== What you are asked to do ==
Write out the records below once more, exactly as they stand.

● ● ● ● ● ● ●

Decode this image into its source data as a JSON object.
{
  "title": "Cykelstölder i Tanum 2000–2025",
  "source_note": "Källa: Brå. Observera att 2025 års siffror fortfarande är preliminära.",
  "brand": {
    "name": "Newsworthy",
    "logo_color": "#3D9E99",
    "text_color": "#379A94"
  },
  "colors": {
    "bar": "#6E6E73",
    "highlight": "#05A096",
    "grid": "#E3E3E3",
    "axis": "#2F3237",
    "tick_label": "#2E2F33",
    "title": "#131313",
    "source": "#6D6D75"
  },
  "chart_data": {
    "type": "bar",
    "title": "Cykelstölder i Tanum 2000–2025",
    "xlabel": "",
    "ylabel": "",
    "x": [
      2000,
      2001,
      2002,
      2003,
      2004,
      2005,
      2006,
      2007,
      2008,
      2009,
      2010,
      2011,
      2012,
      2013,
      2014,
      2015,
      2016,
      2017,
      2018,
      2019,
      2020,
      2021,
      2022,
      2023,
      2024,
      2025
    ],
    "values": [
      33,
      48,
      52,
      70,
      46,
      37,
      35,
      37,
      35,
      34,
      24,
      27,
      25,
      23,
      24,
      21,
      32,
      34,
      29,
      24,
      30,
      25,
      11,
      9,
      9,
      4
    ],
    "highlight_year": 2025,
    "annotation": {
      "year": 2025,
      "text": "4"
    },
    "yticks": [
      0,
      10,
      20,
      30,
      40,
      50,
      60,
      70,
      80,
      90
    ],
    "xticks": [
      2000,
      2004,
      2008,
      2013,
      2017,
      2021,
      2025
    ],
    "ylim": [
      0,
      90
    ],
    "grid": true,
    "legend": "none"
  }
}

● ● ● ● ● ● ●

== Answer ==
Decode this image into its source data as a JSON object.
{
  "title": "Cykelstölder i Tanum 2000–2025",
  "source_note": "Källa: Brå. Observera att 2025 års siffror fortfarande är preliminära.",
  "brand": {
    "name": "Newsworthy",
    "logo_color": "#3D9E99",
    "text_color": "#379A94"
  },
  "colors": {
    "bar": "#6E6E73",
    "highlight": "#05A096",
    "grid": "#E3E3E3",
    "axis": "#2F3237",
    "tick_label": "#2E2F33",
    "title": "#131313",
    "source": "#6D6D75"
  },
  "chart_data": {
    "type": "bar",
    "title": "Cykelstölder i Tanum 2000–2025",
    "xlabel": "",
    "ylabel": "",
    "x": [
      2000,
      2001,
      2002,
      2003,
      2004,
      2005,
      2006,
      2007,
      2008,
      2009,
      2010,
      2011,
      2012,
      2013,
      2014,
      2015,
      2016,
      2017,
      2018,
      2019,
      2020,
      2021,
      2022,
      2023,
      2024,
      2025
    ],
    "values": [
      33,
      48,
      52,
      70,
      46,
      37,
      35,
      37,
      35,
      34,
      24,
      27,
      25,
      23,
      24,
      21,
      32,
      34,
      29,
      24,
      30,
      25,
      11,
      9,
      9,
      4
    ],
    "highlight_year": 2025,
    "annotation": {
      "year": 2025,
      "text": "4"
    },
    "yticks": [
      0,
      10,
      20,
      30,
      40,
      50,
      60,
      70,
      80,
      90
    ],
    "xticks": [
      2000,
      2004,
      2008,
      2013,
      2017,
      2021,
      2025
    ],
    "ylim": [
      0,
      90
    ],
    "grid": true,
    "legend": "none"
  }
}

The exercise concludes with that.